------ Stored records ------

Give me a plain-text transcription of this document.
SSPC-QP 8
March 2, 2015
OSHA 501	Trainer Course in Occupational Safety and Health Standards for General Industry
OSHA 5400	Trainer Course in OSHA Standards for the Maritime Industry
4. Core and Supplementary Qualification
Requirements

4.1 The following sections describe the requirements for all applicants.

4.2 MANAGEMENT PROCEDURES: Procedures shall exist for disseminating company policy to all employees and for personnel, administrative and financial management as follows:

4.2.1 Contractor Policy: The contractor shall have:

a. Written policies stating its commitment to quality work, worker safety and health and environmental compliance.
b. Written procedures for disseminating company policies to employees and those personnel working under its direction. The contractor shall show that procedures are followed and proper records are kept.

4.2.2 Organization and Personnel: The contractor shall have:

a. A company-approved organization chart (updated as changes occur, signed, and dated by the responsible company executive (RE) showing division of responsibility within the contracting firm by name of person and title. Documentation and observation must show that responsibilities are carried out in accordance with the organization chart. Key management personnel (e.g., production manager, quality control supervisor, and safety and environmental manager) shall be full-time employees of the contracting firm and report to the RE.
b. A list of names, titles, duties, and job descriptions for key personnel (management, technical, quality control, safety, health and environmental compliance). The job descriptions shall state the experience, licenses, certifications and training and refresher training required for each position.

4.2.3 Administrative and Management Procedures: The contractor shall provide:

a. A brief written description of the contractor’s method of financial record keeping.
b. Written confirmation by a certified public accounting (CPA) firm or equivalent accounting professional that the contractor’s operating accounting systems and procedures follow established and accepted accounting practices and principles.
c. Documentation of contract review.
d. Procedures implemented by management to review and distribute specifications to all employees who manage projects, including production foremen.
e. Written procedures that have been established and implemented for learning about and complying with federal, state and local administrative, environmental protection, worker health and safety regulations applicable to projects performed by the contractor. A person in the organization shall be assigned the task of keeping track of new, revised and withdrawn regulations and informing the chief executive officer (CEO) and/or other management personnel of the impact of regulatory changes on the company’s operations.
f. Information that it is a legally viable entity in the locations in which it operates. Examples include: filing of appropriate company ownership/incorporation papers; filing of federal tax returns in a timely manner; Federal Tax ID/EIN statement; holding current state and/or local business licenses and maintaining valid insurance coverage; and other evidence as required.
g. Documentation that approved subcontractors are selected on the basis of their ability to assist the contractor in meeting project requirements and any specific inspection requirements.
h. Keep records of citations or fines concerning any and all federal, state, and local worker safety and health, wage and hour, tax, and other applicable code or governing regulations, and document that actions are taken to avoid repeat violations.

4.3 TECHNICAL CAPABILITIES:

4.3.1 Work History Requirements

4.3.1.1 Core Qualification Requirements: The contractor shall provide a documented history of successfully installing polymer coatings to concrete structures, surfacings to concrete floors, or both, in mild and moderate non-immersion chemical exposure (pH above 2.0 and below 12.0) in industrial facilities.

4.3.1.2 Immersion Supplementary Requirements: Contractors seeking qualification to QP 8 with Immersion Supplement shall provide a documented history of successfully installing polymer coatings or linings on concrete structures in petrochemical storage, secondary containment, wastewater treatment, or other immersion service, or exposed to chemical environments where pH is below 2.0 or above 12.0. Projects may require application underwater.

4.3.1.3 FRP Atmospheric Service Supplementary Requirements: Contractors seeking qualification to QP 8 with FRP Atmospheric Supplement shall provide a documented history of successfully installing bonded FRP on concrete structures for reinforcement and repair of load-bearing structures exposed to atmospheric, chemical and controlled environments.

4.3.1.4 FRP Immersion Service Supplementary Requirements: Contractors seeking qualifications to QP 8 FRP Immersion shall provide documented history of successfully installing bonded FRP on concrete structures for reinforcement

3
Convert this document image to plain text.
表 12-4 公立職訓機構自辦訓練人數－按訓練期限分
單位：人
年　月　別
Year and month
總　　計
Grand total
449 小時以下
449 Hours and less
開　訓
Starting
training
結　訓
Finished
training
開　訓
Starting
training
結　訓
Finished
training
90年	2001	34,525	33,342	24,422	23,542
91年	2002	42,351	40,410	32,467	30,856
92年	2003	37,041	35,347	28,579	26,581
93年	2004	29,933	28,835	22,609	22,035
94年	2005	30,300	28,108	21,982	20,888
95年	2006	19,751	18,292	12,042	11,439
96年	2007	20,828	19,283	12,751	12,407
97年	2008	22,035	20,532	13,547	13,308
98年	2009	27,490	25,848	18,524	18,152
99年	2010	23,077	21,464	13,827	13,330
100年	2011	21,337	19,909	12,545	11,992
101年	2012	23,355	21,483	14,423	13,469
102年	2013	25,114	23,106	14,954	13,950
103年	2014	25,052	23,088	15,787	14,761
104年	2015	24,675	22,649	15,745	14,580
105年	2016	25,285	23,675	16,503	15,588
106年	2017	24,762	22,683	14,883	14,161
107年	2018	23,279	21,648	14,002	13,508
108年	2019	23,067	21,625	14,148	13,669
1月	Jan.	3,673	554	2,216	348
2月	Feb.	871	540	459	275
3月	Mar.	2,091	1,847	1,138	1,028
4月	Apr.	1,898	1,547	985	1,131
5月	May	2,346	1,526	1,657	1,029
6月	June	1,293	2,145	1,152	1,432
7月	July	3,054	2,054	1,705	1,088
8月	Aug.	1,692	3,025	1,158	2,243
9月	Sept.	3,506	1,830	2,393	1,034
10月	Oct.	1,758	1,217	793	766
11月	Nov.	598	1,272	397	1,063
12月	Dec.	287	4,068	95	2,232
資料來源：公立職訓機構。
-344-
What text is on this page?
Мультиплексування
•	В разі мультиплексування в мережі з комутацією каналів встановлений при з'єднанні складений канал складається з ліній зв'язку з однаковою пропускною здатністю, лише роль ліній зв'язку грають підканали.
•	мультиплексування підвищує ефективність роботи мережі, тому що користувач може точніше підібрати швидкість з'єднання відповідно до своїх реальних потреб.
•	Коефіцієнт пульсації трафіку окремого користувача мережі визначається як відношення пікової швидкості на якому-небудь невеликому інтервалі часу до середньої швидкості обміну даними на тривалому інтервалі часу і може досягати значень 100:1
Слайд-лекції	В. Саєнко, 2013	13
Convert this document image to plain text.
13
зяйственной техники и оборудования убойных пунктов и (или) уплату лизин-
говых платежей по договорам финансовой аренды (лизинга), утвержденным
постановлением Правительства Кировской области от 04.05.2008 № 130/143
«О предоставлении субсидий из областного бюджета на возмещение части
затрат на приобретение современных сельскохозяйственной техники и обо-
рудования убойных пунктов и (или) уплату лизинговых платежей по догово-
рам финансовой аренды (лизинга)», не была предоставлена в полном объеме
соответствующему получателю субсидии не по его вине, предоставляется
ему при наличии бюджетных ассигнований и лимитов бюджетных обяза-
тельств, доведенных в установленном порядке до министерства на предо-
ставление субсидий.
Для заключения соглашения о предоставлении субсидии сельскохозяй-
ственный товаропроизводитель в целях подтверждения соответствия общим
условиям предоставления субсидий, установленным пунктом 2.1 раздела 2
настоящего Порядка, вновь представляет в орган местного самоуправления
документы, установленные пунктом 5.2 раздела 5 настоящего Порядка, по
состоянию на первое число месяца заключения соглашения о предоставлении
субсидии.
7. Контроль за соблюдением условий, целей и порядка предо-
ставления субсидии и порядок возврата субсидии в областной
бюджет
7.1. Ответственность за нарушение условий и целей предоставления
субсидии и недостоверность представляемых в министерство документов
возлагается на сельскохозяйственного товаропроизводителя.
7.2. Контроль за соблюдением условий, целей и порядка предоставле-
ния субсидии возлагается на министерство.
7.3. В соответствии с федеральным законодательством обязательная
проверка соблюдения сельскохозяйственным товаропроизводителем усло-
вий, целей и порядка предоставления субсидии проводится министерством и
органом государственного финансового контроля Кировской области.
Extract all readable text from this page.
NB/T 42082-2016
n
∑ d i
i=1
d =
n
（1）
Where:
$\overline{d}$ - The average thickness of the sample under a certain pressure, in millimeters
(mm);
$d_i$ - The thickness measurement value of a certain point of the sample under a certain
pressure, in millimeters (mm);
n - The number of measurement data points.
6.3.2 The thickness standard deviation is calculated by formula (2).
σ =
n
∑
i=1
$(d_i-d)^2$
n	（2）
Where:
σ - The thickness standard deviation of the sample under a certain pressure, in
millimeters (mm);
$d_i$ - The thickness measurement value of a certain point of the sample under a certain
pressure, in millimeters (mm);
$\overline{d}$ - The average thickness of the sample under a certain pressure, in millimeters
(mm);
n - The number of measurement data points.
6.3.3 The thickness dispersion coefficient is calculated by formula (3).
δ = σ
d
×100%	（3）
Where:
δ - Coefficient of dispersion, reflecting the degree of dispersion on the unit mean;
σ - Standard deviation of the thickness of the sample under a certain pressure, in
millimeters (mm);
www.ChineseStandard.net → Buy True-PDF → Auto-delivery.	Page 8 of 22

------

Directions for this task: Give nothing but the count of lines in the listing above that hold the string "implemented".

Expected answer: 2